--- Recorded information ---

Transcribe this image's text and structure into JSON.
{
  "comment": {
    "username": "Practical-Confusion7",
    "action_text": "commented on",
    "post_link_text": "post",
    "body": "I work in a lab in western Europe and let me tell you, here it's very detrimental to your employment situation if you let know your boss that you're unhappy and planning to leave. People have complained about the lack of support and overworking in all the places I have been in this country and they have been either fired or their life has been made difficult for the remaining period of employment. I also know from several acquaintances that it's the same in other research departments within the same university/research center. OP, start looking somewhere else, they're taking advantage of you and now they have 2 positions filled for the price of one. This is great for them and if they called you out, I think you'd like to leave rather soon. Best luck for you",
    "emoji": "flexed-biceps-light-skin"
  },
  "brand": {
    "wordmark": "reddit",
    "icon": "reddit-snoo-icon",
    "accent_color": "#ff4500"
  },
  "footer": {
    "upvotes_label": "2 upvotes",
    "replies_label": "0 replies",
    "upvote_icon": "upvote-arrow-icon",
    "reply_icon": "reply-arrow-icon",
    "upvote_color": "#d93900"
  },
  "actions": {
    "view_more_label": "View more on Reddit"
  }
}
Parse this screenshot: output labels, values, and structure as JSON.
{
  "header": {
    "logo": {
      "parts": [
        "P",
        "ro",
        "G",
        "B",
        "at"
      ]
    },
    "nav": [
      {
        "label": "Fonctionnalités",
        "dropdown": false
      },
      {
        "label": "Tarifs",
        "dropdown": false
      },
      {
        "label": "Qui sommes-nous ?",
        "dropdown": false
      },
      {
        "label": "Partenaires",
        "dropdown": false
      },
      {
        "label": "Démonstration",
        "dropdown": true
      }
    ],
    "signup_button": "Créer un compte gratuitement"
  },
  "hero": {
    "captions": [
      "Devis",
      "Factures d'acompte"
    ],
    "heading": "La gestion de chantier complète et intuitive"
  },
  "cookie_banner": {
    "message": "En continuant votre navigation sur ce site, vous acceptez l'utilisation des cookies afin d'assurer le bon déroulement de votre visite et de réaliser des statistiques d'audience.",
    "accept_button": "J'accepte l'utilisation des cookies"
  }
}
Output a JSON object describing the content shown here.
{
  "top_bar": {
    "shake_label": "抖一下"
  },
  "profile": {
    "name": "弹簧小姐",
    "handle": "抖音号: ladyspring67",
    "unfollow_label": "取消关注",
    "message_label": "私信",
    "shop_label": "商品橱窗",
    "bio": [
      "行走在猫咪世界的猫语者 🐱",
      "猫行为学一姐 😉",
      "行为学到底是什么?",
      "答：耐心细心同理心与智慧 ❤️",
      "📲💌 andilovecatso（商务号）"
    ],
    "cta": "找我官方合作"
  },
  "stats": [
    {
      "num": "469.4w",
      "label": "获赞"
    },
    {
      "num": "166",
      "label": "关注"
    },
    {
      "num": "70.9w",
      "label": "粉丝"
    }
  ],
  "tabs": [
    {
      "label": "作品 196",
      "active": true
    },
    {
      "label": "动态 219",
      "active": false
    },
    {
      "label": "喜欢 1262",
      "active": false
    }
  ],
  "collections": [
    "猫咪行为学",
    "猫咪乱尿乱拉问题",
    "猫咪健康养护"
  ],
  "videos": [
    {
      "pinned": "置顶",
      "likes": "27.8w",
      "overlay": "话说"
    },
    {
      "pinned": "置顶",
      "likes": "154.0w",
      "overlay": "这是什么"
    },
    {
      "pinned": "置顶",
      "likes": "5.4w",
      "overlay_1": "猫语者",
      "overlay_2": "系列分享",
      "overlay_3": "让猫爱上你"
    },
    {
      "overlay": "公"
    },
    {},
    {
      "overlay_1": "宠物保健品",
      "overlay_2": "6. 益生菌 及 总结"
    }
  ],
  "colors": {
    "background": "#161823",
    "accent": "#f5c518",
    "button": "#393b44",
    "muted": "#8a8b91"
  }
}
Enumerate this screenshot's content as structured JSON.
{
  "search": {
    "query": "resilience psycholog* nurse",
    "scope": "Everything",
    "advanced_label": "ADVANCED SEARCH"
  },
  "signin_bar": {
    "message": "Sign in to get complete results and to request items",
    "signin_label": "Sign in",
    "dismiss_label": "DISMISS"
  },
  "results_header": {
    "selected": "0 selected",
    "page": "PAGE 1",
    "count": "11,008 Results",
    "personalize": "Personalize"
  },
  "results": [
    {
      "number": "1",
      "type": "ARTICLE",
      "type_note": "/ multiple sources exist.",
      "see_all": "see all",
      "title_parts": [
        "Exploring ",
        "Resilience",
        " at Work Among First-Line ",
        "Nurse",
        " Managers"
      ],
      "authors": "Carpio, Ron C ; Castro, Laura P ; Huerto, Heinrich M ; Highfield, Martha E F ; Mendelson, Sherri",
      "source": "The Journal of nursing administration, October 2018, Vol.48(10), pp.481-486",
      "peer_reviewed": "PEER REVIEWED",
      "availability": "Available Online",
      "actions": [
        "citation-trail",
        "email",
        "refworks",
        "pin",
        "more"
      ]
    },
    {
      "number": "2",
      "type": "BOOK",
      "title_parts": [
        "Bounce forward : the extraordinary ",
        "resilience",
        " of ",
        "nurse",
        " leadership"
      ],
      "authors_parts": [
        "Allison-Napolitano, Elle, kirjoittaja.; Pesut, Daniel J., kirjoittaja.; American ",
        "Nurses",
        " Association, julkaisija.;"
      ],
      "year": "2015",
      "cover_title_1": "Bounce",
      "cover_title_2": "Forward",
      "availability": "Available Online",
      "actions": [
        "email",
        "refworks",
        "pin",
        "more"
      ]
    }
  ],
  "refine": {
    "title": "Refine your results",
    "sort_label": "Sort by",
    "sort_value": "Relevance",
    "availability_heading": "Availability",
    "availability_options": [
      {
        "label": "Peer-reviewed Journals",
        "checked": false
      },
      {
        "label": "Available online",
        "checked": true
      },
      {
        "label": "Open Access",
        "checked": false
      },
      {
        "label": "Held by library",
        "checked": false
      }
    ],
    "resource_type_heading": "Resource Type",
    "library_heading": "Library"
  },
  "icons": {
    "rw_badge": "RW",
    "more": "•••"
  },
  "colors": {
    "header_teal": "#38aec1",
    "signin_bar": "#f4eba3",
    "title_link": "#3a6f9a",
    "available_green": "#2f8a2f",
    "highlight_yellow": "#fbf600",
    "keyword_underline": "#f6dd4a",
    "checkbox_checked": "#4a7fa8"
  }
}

---

:: Work to complete ::
Every entry needs to be retyped exactly.

:: Answer for the task ::
Transcribe this image's text and structure into JSON.
{
  "comment": {
    "username": "Practical-Confusion7",
    "action_text": "commented on",
    "post_link_text": "post",
    "body": "I work in a lab in western Europe and let me tell you, here it's very detrimental to your employment situation if you let know your boss that you're unhappy and planning to leave. People have complained about the lack of support and overworking in all the places I have been in this country and they have been either fired or their life has been made difficult for the remaining period of employment. I also know from several acquaintances that it's the same in other research departments within the same university/research center. OP, start looking somewhere else, they're taking advantage of you and now they have 2 positions filled for the price of one. This is great for them and if they called you out, I think you'd like to leave rather soon. Best luck for you",
    "emoji": "flexed-biceps-light-skin"
  },
  "brand": {
    "wordmark": "reddit",
    "icon": "reddit-snoo-icon",
    "accent_color": "#ff4500"
  },
  "footer": {
    "upvotes_label": "2 upvotes",
    "replies_label": "0 replies",
    "upvote_icon": "upvote-arrow-icon",
    "reply_icon": "reply-arrow-icon",
    "upvote_color": "#d93900"
  },
  "actions": {
    "view_more_label": "View more on Reddit"
  }
}
Parse this screenshot: output labels, values, and structure as JSON.
{
  "header": {
    "logo": {
      "parts": [
        "P",
        "ro",
        "G",
        "B",
        "at"
      ]
    },
    "nav": [
      {
        "label": "Fonctionnalités",
        "dropdown": false
      },
      {
        "label": "Tarifs",
        "dropdown": false
      },
      {
        "label": "Qui sommes-nous ?",
        "dropdown": false
      },
      {
        "label": "Partenaires",
        "dropdown": false
      },
      {
        "label": "Démonstration",
        "dropdown": true
      }
    ],
    "signup_button": "Créer un compte gratuitement"
  },
  "hero": {
    "captions": [
      "Devis",
      "Factures d'acompte"
    ],
    "heading": "La gestion de chantier complète et intuitive"
  },
  "cookie_banner": {
    "message": "En continuant votre navigation sur ce site, vous acceptez l'utilisation des cookies afin d'assurer le bon déroulement de votre visite et de réaliser des statistiques d'audience.",
    "accept_button": "J'accepte l'utilisation des cookies"
  }
}
Output a JSON object describing the content shown here.
{
  "top_bar": {
    "shake_label": "抖一下"
  },
  "profile": {
    "name": "弹簧小姐",
    "handle": "抖音号: ladyspring67",
    "unfollow_label": "取消关注",
    "message_label": "私信",
    "shop_label": "商品橱窗",
    "bio": [
      "行走在猫咪世界的猫语者 🐱",
      "猫行为学一姐 😉",
      "行为学到底是什么?",
      "答：耐心细心同理心与智慧 ❤️",
      "📲💌 andilovecatso（商务号）"
    ],
    "cta": "找我官方合作"
  },
  "stats": [
    {
      "num": "469.4w",
      "label": "获赞"
    },
    {
      "num": "166",
      "label": "关注"
    },
    {
      "num": "70.9w",
      "label": "粉丝"
    }
  ],
  "tabs": [
    {
      "label": "作品 196",
      "active": true
    },
    {
      "label": "动态 219",
      "active": false
    },
    {
      "label": "喜欢 1262",
      "active": false
    }
  ],
  "collections": [
    "猫咪行为学",
    "猫咪乱尿乱拉问题",
    "猫咪健康养护"
  ],
  "videos": [
    {
      "pinned": "置顶",
      "likes": "27.8w",
      "overlay": "话说"
    },
    {
      "pinned": "置顶",
      "likes": "154.0w",
      "overlay": "这是什么"
    },
    {
      "pinned": "置顶",
      "likes": "5.4w",
      "overlay_1": "猫语者",
      "overlay_2": "系列分享",
      "overlay_3": "让猫爱上你"
    },
    {
      "overlay": "公"
    },
    {},
    {
      "overlay_1": "宠物保健品",
      "overlay_2": "6. 益生菌 及 总结"
    }
  ],
  "colors": {
    "background": "#161823",
    "accent": "#f5c518",
    "button": "#393b44",
    "muted": "#8a8b91"
  }
}
Enumerate this screenshot's content as structured JSON.
{
  "search": {
    "query": "resilience psycholog* nurse",
    "scope": "Everything",
    "advanced_label": "ADVANCED SEARCH"
  },
  "signin_bar": {
    "message": "Sign in to get complete results and to request items",
    "signin_label": "Sign in",
    "dismiss_label": "DISMISS"
  },
  "results_header": {
    "selected": "0 selected",
    "page": "PAGE 1",
    "count": "11,008 Results",
    "personalize": "Personalize"
  },
  "results": [
    {
      "number": "1",
      "type": "ARTICLE",
      "type_note": "/ multiple sources exist.",
      "see_all": "see all",
      "title_parts": [
        "Exploring ",
        "Resilience",
        " at Work Among First-Line ",
        "Nurse",
        " Managers"
      ],
      "authors": "Carpio, Ron C ; Castro, Laura P ; Huerto, Heinrich M ; Highfield, Martha E F ; Mendelson, Sherri",
      "source": "The Journal of nursing administration, October 2018, Vol.48(10), pp.481-486",
      "peer_reviewed": "PEER REVIEWED",
      "availability": "Available Online",
      "actions": [
        "citation-trail",
        "email",
        "refworks",
        "pin",
        "more"
      ]
    },
    {
      "number": "2",
      "type": "BOOK",
      "title_parts": [
        "Bounce forward : the extraordinary ",
        "resilience",
        " of ",
        "nurse",
        " leadership"
      ],
      "authors_parts": [
        "Allison-Napolitano, Elle, kirjoittaja.; Pesut, Daniel J., kirjoittaja.; American ",
        "Nurses",
        " Association, julkaisija.;"
      ],
      "year": "2015",
      "cover_title_1": "Bounce",
      "cover_title_2": "Forward",
      "availability": "Available Online",
      "actions": [
        "email",
        "refworks",
        "pin",
        "more"
      ]
    }
  ],
  "refine": {
    "title": "Refine your results",
    "sort_label": "Sort by",
    "sort_value": "Relevance",
    "availability_heading": "Availability",
    "availability_options": [
      {
        "label": "Peer-reviewed Journals",
        "checked": false
      },
      {
        "label": "Available online",
        "checked": true
      },
      {
        "label": "Open Access",
        "checked": false
      },
      {
        "label": "Held by library",
        "checked": false
      }
    ],
    "resource_type_heading": "Resource Type",
    "library_heading": "Library"
  },
  "icons": {
    "rw_badge": "RW",
    "more": "•••"
  },
  "colors": {
    "header_teal": "#38aec1",
    "signin_bar": "#f4eba3",
    "title_link": "#3a6f9a",
    "available_green": "#2f8a2f",
    "highlight_yellow": "#fbf600",
    "keyword_underline": "#f6dd4a",
    "checkbox_checked": "#4a7fa8"
  }
}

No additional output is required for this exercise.